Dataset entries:

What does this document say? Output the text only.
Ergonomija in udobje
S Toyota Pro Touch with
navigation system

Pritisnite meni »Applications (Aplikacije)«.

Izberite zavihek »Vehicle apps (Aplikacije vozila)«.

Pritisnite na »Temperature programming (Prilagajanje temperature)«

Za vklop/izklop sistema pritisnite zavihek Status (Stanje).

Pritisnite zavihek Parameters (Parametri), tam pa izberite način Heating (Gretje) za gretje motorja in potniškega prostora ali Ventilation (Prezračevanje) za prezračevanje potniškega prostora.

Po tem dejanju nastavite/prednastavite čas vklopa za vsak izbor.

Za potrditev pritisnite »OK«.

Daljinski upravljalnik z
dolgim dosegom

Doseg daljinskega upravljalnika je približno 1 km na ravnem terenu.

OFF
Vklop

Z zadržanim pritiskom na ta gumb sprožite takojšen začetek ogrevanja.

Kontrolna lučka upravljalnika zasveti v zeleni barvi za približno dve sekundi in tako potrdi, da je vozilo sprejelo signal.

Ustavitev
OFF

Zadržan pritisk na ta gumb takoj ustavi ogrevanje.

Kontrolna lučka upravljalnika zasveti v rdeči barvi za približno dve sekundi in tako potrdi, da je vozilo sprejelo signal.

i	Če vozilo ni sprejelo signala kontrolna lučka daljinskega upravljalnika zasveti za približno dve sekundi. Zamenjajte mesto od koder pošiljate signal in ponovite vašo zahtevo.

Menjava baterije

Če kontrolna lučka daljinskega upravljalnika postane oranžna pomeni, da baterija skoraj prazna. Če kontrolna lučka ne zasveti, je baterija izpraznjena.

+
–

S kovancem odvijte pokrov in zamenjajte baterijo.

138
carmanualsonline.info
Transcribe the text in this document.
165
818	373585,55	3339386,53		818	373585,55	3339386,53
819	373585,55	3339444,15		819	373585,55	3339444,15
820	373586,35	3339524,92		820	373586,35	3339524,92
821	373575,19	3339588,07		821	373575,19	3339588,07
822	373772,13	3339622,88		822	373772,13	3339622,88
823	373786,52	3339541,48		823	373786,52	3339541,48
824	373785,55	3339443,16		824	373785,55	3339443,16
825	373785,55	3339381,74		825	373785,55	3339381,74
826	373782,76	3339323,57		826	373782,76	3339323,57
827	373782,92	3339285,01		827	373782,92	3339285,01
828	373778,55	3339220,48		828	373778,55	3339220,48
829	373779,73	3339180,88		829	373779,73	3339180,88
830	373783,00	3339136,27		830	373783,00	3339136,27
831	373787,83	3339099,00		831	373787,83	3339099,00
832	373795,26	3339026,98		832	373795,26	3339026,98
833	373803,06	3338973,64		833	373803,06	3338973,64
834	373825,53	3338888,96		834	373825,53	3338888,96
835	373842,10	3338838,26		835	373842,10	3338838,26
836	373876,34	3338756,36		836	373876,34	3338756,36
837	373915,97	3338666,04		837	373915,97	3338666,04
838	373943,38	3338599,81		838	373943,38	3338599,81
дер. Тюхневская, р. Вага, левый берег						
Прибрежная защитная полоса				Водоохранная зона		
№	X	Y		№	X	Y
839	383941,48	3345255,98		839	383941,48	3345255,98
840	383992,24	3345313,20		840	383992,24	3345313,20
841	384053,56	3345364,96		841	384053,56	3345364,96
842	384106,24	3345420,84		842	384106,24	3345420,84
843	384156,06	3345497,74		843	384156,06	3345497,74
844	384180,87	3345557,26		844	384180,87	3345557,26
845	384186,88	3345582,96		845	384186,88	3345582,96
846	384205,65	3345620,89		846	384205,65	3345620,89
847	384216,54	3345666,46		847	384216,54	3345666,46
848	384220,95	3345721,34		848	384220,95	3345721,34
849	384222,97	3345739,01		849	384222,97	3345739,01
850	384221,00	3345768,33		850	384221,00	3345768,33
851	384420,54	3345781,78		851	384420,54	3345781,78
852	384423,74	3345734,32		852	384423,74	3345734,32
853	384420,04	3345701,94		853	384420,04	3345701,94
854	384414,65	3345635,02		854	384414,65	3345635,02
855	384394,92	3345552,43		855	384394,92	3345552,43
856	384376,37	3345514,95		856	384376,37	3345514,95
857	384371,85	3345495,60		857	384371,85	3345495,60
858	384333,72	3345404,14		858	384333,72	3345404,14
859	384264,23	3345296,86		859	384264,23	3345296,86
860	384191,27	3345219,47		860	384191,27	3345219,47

== DIRECTIONS FOR THIS TASK ==
Write out the entries above word for word.

== SOLUTION FOR THIS PROBLEM ==
What does this document say? Output the text only.
Ergonomija in udobje
S Toyota Pro Touch with
navigation system

Pritisnite meni »Applications (Aplikacije)«.

Izberite zavihek »Vehicle apps (Aplikacije vozila)«.

Pritisnite na »Temperature programming (Prilagajanje temperature)«

Za vklop/izklop sistema pritisnite zavihek Status (Stanje).

Pritisnite zavihek Parameters (Parametri), tam pa izberite način Heating (Gretje) za gretje motorja in potniškega prostora ali Ventilation (Prezračevanje) za prezračevanje potniškega prostora.

Po tem dejanju nastavite/prednastavite čas vklopa za vsak izbor.

Za potrditev pritisnite »OK«.

Daljinski upravljalnik z
dolgim dosegom

Doseg daljinskega upravljalnika je približno 1 km na ravnem terenu.

OFF
Vklop

Z zadržanim pritiskom na ta gumb sprožite takojšen začetek ogrevanja.

Kontrolna lučka upravljalnika zasveti v zeleni barvi za približno dve sekundi in tako potrdi, da je vozilo sprejelo signal.

Ustavitev
OFF

Zadržan pritisk na ta gumb takoj ustavi ogrevanje.

Kontrolna lučka upravljalnika zasveti v rdeči barvi za približno dve sekundi in tako potrdi, da je vozilo sprejelo signal.

i	Če vozilo ni sprejelo signala kontrolna lučka daljinskega upravljalnika zasveti za približno dve sekundi. Zamenjajte mesto od koder pošiljate signal in ponovite vašo zahtevo.

Menjava baterije

Če kontrolna lučka daljinskega upravljalnika postane oranžna pomeni, da baterija skoraj prazna. Če kontrolna lučka ne zasveti, je baterija izpraznjena.

+
–

S kovancem odvijte pokrov in zamenjajte baterijo.

138
carmanualsonline.info
Transcribe the text in this document.
165
818	373585,55	3339386,53		818	373585,55	3339386,53
819	373585,55	3339444,15		819	373585,55	3339444,15
820	373586,35	3339524,92		820	373586,35	3339524,92
821	373575,19	3339588,07		821	373575,19	3339588,07
822	373772,13	3339622,88		822	373772,13	3339622,88
823	373786,52	3339541,48		823	373786,52	3339541,48
824	373785,55	3339443,16		824	373785,55	3339443,16
825	373785,55	3339381,74		825	373785,55	3339381,74
826	373782,76	3339323,57		826	373782,76	3339323,57
827	373782,92	3339285,01		827	373782,92	3339285,01
828	373778,55	3339220,48		828	373778,55	3339220,48
829	373779,73	3339180,88		829	373779,73	3339180,88
830	373783,00	3339136,27		830	373783,00	3339136,27
831	373787,83	3339099,00		831	373787,83	3339099,00
832	373795,26	3339026,98		832	373795,26	3339026,98
833	373803,06	3338973,64		833	373803,06	3338973,64
834	373825,53	3338888,96		834	373825,53	3338888,96
835	373842,10	3338838,26		835	373842,10	3338838,26
836	373876,34	3338756,36		836	373876,34	3338756,36
837	373915,97	3338666,04		837	373915,97	3338666,04
838	373943,38	3338599,81		838	373943,38	3338599,81
дер. Тюхневская, р. Вага, левый берег						
Прибрежная защитная полоса				Водоохранная зона		
№	X	Y		№	X	Y
839	383941,48	3345255,98		839	383941,48	3345255,98
840	383992,24	3345313,20		840	383992,24	3345313,20
841	384053,56	3345364,96		841	384053,56	3345364,96
842	384106,24	3345420,84		842	384106,24	3345420,84
843	384156,06	3345497,74		843	384156,06	3345497,74
844	384180,87	3345557,26		844	384180,87	3345557,26
845	384186,88	3345582,96		845	384186,88	3345582,96
846	384205,65	3345620,89		846	384205,65	3345620,89
847	384216,54	3345666,46		847	384216,54	3345666,46
848	384220,95	3345721,34		848	384220,95	3345721,34
849	384222,97	3345739,01		849	384222,97	3345739,01
850	384221,00	3345768,33		850	384221,00	3345768,33
851	384420,54	3345781,78		851	384420,54	3345781,78
852	384423,74	3345734,32		852	384423,74	3345734,32
853	384420,04	3345701,94		853	384420,04	3345701,94
854	384414,65	3345635,02		854	384414,65	3345635,02
855	384394,92	3345552,43		855	384394,92	3345552,43
856	384376,37	3345514,95		856	384376,37	3345514,95
857	384371,85	3345495,60		857	384371,85	3345495,60
858	384333,72	3345404,14		858	384333,72	3345404,14
859	384264,23	3345296,86		859	384264,23	3345296,86
860	384191,27	3345219,47		860	384191,27	3345219,47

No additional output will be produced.